═════ Records provided

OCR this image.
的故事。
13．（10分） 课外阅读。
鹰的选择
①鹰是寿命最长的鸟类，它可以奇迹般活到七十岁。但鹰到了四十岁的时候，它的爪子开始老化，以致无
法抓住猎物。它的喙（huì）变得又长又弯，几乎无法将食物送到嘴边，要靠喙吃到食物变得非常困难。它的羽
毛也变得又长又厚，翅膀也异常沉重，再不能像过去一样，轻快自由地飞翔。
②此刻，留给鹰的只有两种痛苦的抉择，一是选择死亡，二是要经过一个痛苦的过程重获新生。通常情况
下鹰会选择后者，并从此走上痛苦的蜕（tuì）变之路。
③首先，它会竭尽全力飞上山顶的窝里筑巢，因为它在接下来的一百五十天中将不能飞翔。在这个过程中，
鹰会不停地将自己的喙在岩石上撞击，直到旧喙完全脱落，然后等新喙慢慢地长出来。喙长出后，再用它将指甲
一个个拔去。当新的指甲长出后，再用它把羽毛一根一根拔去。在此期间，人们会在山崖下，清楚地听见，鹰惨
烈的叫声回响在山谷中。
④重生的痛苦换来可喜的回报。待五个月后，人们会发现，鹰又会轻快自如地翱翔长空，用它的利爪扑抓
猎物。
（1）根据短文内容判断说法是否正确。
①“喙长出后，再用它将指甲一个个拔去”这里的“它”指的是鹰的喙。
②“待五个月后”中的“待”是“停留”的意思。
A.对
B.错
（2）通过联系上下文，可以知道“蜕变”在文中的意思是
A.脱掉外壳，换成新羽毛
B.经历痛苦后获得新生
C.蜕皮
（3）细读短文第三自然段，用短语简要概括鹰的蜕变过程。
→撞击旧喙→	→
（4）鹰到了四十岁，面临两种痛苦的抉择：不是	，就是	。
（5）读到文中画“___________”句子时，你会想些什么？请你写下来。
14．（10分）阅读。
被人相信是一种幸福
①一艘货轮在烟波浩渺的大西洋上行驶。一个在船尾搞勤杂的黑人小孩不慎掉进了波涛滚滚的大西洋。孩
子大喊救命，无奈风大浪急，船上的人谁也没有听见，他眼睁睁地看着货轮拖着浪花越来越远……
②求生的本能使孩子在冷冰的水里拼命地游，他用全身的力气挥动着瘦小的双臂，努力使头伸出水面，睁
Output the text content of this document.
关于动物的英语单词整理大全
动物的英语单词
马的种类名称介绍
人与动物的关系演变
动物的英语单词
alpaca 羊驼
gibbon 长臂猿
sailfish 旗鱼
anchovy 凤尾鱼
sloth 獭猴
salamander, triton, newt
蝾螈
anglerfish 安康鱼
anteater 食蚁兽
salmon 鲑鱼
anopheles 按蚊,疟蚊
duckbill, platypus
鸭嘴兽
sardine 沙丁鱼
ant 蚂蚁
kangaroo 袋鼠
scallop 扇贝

══════════

» To be done: Starting with the line that contains "Output the text content of this document.", return each line through the last one of the data above, exactly as written and nothing more.

» Right answer:
Output the text content of this document.
关于动物的英语单词整理大全
动物的英语单词
马的种类名称介绍
人与动物的关系演变
动物的英语单词
alpaca 羊驼
gibbon 长臂猿
sailfish 旗鱼
anchovy 凤尾鱼
sloth 獭猴
salamander, triton, newt
蝾螈
anglerfish 安康鱼
anteater 食蚁兽
salmon 鲑鱼
anopheles 按蚊,疟蚊
duckbill, platypus
鸭嘴兽
sardine 沙丁鱼
ant 蚂蚁
kangaroo 袋鼠
scallop 扇贝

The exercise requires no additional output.